▶ TASK A: From the Austrian mathematicians ranking, copy word for word the part that begins with the words containing "Josef Stefan (Slovene: Jožef" and ends with "and then himself.".

+++ SOURCE EXTRACT

The following people are considered by Pantheon to be the top 10 most legendary Austrian Mathematicians of all time. This list of famous Austrian Mathematicians is sorted by HPI (Historical Popularity Index), a metric that aggregates information on a biography’s online popularity. Visit the rankings page to view the entire list of Austrian Mathematicians.

Photo of Kurt Gödel

1. Kurt Gödel (1906 - 1978)

With an HPI of 72.89, Kurt Gödel is the most famous Austrian Mathematician.  His biography has been translated into 92 different languages on wikipedia.

Kurt Friedrich Gödel ( GUR-dəl, German: [kʊʁt ˈɡøːdl̩] ; April 28, 1906 – January 14, 1978) was a logician, mathematician, and philosopher. Considered along with Aristotle and Gottlob Frege to be one of the most significant logicians in history, Gödel profoundly influenced scientific and philosophical thinking in the 20th century (at a time when Bertrand Russell, Alfred North Whitehead, and David Hilbert were using logic and set theory to investigate the foundations of mathematics), building on earlier work by Richard Dedekind, Georg Cantor and Gottlob Frege. Gödel's discoveries in the foundations of mathematics led to the proof of his completeness theorem in 1929 as part of his dissertation to earn a doctorate at the University of Vienna, and the publication of Gödel's incompleteness theorems two years later, in 1931. The first incompleteness theorem states that for any ω-consistent recursive axiomatic system powerful enough to describe the arithmetic of the natural numbers (for example, Peano arithmetic), there are true propositions about the natural numbers that can be neither proved nor disproved from the axioms. To prove this, Gödel developed a technique now known as Gödel numbering, which codes formal expressions as natural numbers. The second incompleteness theorem, which follows from the first, states that the system cannot prove its own consistency.Gödel also showed that neither the axiom of choice nor the continuum hypothesis can be disproved from the accepted Zermelo–Fraenkel set theory, assuming that its axioms are consistent. The former result opened the door for mathematicians to assume the axiom of choice in their proofs. He also made important contributions to proof theory by clarifying the connections between classical logic, intuitionistic logic, and modal logic.

Photo of Josef Stefan

2. Josef Stefan (1835 - 1893)

With an HPI of 63.64, Josef Stefan is the 2nd most famous Austrian Mathematician.  His biography has been translated into 48 different languages.

Josef Stefan (Slovene: Jožef Štefan; 24 March 1835 – 7 January 1893) was a Carinthian Slovene physicist, mathematician, and poet of the Austrian Empire.

Photo of Paul Ehrenfest

3. Paul Ehrenfest (1880 - 1933)

With an HPI of 61.02, Paul Ehrenfest is the 3rd most famous Austrian Mathematician.  His biography has been translated into 37 different languages.

Paul Ehrenfest (18 January 1880 – 25 September 1933) was an Austrian theoretical physicist who made major contributions to the field of statistical mechanics and its relations with quantum mechanics, including the theory of phase transition and the Ehrenfest theorem. He befriended Albert Einstein on a visit to Prague in 1912 and became a professor in Leiden, where he frequently hosted Einstein. He died by murder-suicide in 1933; he killed his disabled son Wassik, and then himself.

++++++
+++ EXTRACTED RECORDS

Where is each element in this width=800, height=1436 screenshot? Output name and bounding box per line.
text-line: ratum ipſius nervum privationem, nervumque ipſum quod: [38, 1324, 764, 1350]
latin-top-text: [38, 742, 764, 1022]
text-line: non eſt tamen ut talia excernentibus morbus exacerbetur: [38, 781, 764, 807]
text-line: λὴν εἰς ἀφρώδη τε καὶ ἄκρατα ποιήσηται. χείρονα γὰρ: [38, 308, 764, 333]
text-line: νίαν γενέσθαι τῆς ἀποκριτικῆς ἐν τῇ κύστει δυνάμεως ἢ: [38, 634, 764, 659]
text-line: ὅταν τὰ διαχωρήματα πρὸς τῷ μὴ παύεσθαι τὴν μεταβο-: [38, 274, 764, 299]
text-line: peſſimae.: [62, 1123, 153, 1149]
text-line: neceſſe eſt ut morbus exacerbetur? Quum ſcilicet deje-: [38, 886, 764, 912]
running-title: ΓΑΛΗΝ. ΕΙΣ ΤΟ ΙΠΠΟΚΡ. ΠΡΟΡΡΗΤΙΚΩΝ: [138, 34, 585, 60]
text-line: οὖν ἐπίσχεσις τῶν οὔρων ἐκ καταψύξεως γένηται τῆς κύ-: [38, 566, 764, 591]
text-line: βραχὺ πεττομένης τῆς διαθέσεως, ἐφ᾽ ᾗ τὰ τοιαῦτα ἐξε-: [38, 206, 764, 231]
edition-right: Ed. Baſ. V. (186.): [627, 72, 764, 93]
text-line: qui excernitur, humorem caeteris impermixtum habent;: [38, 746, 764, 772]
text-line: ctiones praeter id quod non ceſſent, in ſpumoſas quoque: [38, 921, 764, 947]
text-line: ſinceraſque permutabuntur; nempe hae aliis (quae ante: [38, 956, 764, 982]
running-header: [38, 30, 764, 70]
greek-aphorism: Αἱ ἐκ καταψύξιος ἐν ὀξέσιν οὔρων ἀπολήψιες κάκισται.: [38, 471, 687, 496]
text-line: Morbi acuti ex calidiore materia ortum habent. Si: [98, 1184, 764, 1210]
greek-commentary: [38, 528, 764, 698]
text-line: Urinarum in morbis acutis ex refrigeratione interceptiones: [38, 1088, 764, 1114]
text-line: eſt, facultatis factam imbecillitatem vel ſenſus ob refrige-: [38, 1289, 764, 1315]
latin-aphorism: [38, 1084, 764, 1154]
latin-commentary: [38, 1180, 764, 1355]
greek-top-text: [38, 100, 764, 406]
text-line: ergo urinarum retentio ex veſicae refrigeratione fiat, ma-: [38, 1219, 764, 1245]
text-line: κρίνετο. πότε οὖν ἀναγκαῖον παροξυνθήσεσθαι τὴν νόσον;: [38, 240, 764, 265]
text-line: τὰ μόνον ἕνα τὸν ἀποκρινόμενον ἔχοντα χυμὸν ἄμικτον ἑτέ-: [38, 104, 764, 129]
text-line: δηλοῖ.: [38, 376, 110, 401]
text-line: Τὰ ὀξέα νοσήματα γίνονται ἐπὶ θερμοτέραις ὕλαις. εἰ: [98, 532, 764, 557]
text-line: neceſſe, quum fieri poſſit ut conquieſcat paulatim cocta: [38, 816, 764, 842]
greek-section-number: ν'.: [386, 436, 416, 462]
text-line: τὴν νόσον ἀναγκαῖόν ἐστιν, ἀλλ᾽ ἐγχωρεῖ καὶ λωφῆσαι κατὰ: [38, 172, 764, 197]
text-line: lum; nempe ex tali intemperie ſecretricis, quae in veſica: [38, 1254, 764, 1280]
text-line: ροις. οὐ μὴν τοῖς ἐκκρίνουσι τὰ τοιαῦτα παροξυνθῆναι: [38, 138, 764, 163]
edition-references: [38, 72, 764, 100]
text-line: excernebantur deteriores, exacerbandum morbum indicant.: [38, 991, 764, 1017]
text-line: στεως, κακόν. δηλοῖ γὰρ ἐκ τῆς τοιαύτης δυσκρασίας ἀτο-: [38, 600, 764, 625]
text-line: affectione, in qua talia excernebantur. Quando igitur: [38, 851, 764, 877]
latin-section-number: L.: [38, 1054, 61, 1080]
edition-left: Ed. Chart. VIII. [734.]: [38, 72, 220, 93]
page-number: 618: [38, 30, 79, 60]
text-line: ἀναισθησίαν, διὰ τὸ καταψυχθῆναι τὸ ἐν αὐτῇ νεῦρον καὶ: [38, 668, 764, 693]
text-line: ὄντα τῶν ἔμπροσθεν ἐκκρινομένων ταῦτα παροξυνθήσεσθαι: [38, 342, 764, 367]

++++++

▶ TASK B: List each line in the records that contains the string "commentary". Matching is case-sensitive.

▶ FULL SOLUTION A:
Josef Stefan (Slovene: Jožef Štefan; 24 March 1835 – 7 January 1893) was a Carinthian Slovene physicist, mathematician, and poet of the Austrian Empire.

Photo of Paul Ehrenfest

3. Paul Ehrenfest (1880 - 1933)

With an HPI of 61.02, Paul Ehrenfest is the 3rd most famous Austrian Mathematician.  His biography has been translated into 37 different languages.

Paul Ehrenfest (18 January 1880 – 25 September 1933) was an Austrian theoretical physicist who made major contributions to the field of statistical mechanics and its relations with quantum mechanics, including the theory of phase transition and the Ehrenfest theorem. He befriended Albert Einstein on a visit to Prague in 1912 and became a professor in Leiden, where he frequently hosted Einstein. He died by murder-suicide in 1933; he killed his disabled son Wassik, and then himself.

▶ FULL SOLUTION B:
greek-commentary: [38, 528, 764, 698]
latin-commentary: [38, 1180, 764, 1355]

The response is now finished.